Across the entries below, how many lines contain the word "https"? Give the number alone.

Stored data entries
========
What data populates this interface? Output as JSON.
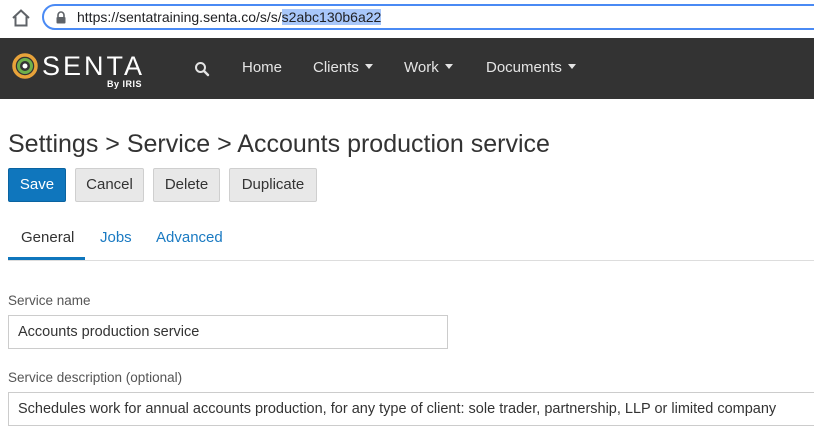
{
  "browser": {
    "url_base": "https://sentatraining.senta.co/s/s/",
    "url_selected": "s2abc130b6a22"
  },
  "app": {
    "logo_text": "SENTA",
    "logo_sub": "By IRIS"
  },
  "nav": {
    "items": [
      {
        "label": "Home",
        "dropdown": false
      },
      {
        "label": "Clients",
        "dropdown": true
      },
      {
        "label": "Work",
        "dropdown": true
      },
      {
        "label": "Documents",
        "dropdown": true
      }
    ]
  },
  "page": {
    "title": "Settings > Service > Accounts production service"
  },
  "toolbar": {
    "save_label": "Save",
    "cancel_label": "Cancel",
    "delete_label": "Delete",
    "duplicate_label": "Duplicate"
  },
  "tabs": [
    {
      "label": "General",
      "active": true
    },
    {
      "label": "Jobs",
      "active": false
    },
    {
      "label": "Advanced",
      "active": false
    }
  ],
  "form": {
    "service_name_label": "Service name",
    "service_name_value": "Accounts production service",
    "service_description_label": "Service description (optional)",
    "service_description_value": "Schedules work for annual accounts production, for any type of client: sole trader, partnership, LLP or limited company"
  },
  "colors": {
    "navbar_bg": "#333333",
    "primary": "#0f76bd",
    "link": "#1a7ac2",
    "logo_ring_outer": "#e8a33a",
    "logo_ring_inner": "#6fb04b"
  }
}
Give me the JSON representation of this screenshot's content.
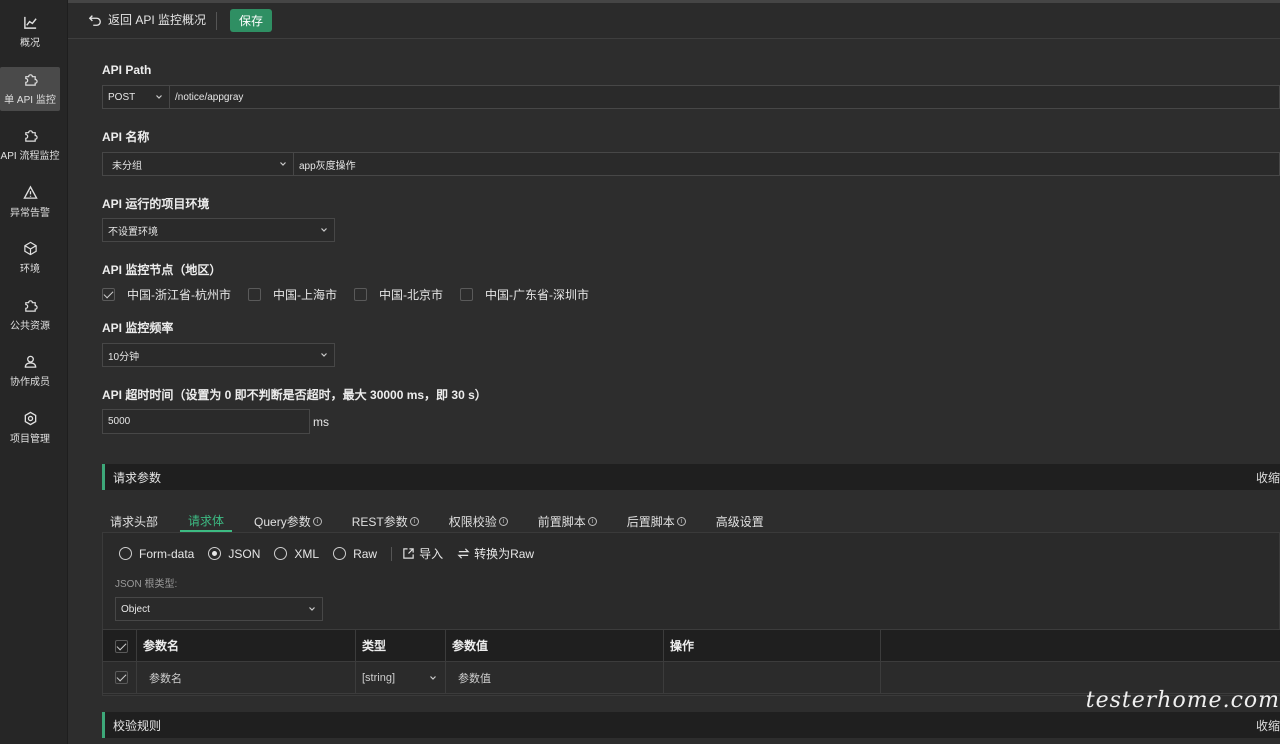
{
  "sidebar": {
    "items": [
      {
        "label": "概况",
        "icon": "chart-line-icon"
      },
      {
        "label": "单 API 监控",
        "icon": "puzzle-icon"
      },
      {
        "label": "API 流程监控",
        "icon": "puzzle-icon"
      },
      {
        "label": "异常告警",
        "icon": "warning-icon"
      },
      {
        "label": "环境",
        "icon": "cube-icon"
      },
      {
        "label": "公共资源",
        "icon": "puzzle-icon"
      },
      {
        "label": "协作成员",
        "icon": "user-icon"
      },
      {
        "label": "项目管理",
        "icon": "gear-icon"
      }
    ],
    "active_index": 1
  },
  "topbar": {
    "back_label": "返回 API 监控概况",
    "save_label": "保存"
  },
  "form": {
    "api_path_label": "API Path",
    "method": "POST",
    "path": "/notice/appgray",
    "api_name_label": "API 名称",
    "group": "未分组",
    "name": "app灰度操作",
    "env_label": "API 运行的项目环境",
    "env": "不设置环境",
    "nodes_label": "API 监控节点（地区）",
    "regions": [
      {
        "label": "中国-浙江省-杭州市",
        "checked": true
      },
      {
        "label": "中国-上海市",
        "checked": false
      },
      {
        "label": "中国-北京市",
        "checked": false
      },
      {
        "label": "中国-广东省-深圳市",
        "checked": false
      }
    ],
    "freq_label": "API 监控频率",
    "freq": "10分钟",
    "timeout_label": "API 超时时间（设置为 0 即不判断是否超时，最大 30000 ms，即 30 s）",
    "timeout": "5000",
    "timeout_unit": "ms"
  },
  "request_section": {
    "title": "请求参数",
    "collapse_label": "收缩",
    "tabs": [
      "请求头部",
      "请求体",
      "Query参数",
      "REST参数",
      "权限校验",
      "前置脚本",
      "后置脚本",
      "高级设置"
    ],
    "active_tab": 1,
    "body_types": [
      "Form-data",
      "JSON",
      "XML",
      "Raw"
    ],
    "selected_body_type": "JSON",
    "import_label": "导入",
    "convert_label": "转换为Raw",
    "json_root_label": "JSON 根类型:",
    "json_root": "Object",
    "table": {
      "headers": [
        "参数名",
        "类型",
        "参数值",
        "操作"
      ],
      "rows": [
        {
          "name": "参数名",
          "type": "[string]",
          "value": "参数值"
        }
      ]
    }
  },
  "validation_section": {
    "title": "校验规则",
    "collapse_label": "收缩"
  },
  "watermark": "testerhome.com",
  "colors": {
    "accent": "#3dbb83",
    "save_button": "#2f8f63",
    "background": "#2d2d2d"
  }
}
========
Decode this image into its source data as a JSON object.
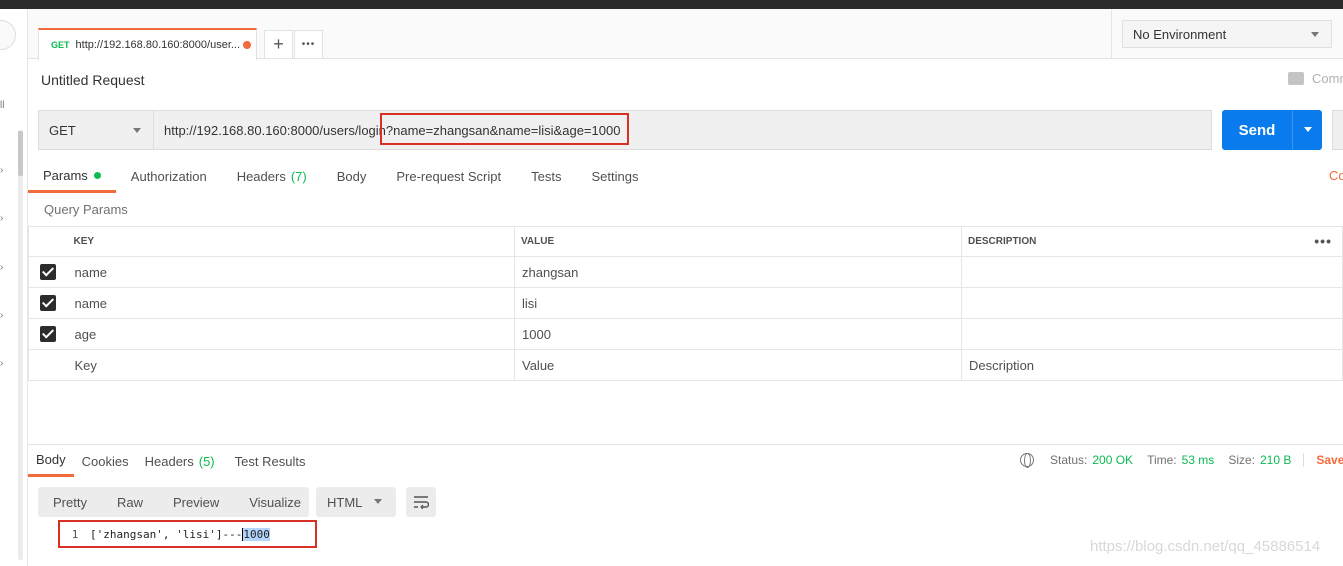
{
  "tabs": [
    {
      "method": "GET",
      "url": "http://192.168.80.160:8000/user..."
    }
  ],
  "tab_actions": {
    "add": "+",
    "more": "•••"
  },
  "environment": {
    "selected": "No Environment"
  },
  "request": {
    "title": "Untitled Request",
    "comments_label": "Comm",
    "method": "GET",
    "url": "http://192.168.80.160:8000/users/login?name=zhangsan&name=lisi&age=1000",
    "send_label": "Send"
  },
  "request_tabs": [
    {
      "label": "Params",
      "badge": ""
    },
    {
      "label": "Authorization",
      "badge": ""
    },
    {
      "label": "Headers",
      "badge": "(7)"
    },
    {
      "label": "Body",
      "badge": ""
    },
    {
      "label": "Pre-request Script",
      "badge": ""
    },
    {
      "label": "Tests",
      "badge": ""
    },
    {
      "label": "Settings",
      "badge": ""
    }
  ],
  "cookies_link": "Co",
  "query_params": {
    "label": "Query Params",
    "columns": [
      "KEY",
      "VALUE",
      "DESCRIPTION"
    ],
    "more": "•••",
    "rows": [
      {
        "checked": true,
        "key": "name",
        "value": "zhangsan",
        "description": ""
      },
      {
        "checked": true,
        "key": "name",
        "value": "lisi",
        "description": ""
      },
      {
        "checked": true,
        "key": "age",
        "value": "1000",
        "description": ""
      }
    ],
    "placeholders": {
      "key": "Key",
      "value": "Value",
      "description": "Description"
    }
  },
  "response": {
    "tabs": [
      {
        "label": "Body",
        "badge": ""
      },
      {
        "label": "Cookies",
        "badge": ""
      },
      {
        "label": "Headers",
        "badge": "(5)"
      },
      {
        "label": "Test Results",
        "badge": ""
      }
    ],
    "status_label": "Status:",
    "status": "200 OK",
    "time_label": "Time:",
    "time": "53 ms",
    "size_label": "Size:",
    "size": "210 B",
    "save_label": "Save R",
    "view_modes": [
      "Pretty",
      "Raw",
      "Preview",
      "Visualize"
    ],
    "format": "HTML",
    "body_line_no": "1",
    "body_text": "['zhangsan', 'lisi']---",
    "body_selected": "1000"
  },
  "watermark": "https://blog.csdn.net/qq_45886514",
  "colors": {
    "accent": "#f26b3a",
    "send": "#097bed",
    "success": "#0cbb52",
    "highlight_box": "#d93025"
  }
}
========
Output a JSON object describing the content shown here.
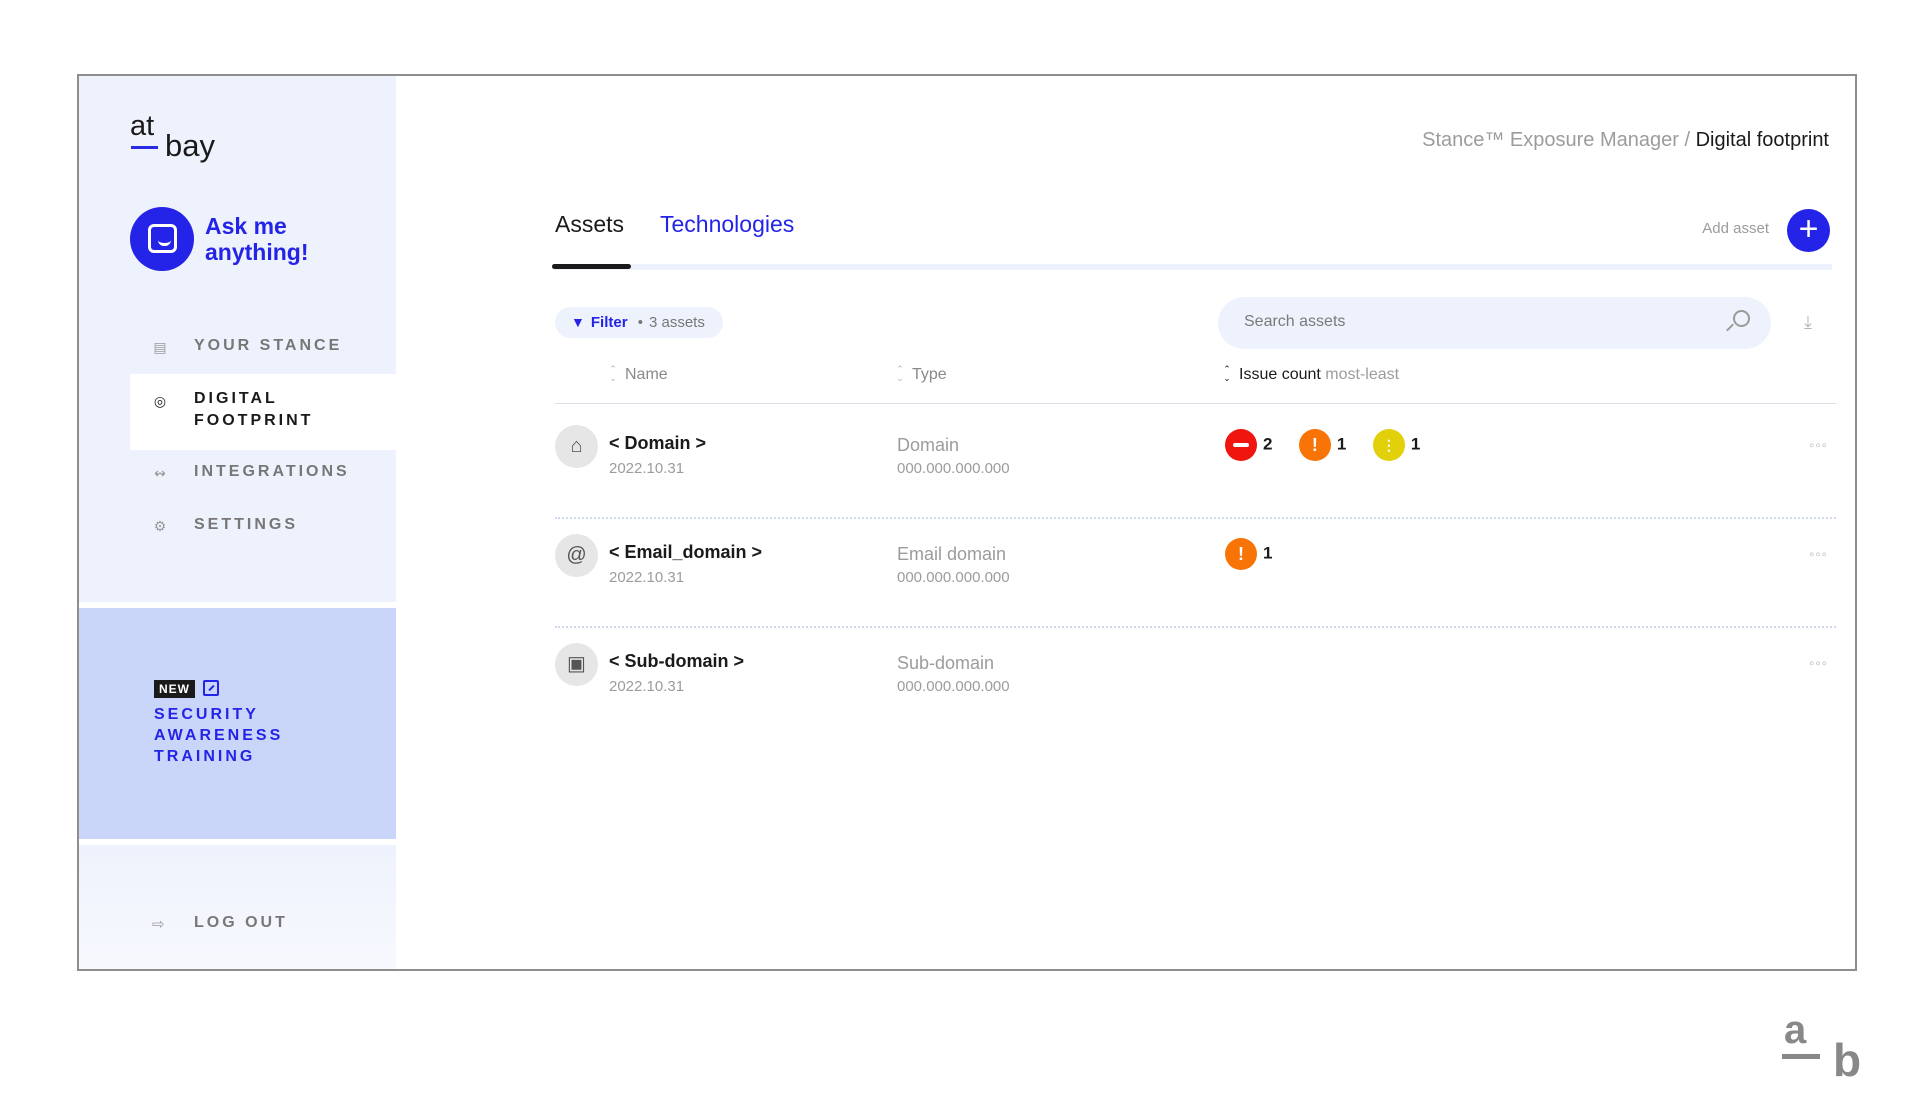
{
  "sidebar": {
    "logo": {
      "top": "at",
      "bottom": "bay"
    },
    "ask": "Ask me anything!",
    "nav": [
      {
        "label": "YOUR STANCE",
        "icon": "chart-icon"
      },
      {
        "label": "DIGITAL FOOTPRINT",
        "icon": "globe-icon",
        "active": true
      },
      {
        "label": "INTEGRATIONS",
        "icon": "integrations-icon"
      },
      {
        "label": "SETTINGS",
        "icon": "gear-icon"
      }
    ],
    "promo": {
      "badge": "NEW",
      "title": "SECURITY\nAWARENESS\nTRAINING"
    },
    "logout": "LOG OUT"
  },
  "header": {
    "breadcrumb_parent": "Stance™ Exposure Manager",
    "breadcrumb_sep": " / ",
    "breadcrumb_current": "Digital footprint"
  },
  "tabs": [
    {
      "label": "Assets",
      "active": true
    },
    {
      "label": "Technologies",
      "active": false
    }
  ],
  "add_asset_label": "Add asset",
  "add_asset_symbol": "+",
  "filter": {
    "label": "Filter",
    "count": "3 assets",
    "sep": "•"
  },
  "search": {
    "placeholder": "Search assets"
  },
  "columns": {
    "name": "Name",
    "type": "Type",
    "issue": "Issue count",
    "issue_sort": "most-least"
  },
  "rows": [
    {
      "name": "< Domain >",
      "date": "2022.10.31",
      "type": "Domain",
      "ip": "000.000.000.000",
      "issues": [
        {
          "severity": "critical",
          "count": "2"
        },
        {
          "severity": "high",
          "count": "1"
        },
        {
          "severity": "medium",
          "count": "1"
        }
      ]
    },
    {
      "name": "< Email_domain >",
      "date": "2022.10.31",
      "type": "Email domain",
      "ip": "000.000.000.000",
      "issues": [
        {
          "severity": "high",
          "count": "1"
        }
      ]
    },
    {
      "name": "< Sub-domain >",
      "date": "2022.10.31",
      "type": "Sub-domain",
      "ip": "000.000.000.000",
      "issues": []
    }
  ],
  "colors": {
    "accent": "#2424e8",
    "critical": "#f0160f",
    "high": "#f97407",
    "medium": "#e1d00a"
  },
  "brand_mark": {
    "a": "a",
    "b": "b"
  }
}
========
Worked solution:
2